* Start Recorded data *
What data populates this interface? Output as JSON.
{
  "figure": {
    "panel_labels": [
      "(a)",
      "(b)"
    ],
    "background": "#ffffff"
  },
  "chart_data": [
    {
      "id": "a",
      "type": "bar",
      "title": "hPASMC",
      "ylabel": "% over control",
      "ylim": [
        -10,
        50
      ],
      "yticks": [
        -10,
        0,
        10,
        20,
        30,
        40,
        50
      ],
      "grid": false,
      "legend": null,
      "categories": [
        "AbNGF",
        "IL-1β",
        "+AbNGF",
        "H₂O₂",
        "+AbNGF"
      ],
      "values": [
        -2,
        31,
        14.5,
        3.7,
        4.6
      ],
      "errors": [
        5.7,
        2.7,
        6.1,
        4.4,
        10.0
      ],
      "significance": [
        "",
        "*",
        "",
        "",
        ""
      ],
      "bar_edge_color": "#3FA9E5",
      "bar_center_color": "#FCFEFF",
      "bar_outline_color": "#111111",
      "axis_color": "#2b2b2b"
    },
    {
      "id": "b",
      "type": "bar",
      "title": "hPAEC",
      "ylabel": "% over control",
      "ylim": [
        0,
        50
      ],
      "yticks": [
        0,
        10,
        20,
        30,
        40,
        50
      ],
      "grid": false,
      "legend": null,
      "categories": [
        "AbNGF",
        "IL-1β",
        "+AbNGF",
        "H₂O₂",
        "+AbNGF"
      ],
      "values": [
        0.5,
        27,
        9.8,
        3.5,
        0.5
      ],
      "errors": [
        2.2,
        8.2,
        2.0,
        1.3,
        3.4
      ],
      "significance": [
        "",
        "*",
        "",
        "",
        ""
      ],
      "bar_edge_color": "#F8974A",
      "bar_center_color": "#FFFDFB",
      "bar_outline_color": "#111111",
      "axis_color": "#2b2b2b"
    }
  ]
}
* End Recorded data *
• Task statement: Word for word, quote all of the data above.

• Worked answer:
What data populates this interface? Output as JSON.
{
  "figure": {
    "panel_labels": [
      "(a)",
      "(b)"
    ],
    "background": "#ffffff"
  },
  "chart_data": [
    {
      "id": "a",
      "type": "bar",
      "title": "hPASMC",
      "ylabel": "% over control",
      "ylim": [
        -10,
        50
      ],
      "yticks": [
        -10,
        0,
        10,
        20,
        30,
        40,
        50
      ],
      "grid": false,
      "legend": null,
      "categories": [
        "AbNGF",
        "IL-1β",
        "+AbNGF",
        "H₂O₂",
        "+AbNGF"
      ],
      "values": [
        -2,
        31,
        14.5,
        3.7,
        4.6
      ],
      "errors": [
        5.7,
        2.7,
        6.1,
        4.4,
        10.0
      ],
      "significance": [
        "",
        "*",
        "",
        "",
        ""
      ],
      "bar_edge_color": "#3FA9E5",
      "bar_center_color": "#FCFEFF",
      "bar_outline_color": "#111111",
      "axis_color": "#2b2b2b"
    },
    {
      "id": "b",
      "type": "bar",
      "title": "hPAEC",
      "ylabel": "% over control",
      "ylim": [
        0,
        50
      ],
      "yticks": [
        0,
        10,
        20,
        30,
        40,
        50
      ],
      "grid": false,
      "legend": null,
      "categories": [
        "AbNGF",
        "IL-1β",
        "+AbNGF",
        "H₂O₂",
        "+AbNGF"
      ],
      "values": [
        0.5,
        27,
        9.8,
        3.5,
        0.5
      ],
      "errors": [
        2.2,
        8.2,
        2.0,
        1.3,
        3.4
      ],
      "significance": [
        "",
        "*",
        "",
        "",
        ""
      ],
      "bar_edge_color": "#F8974A",
      "bar_center_color": "#FFFDFB",
      "bar_outline_color": "#111111",
      "axis_color": "#2b2b2b"
    }
  ]
}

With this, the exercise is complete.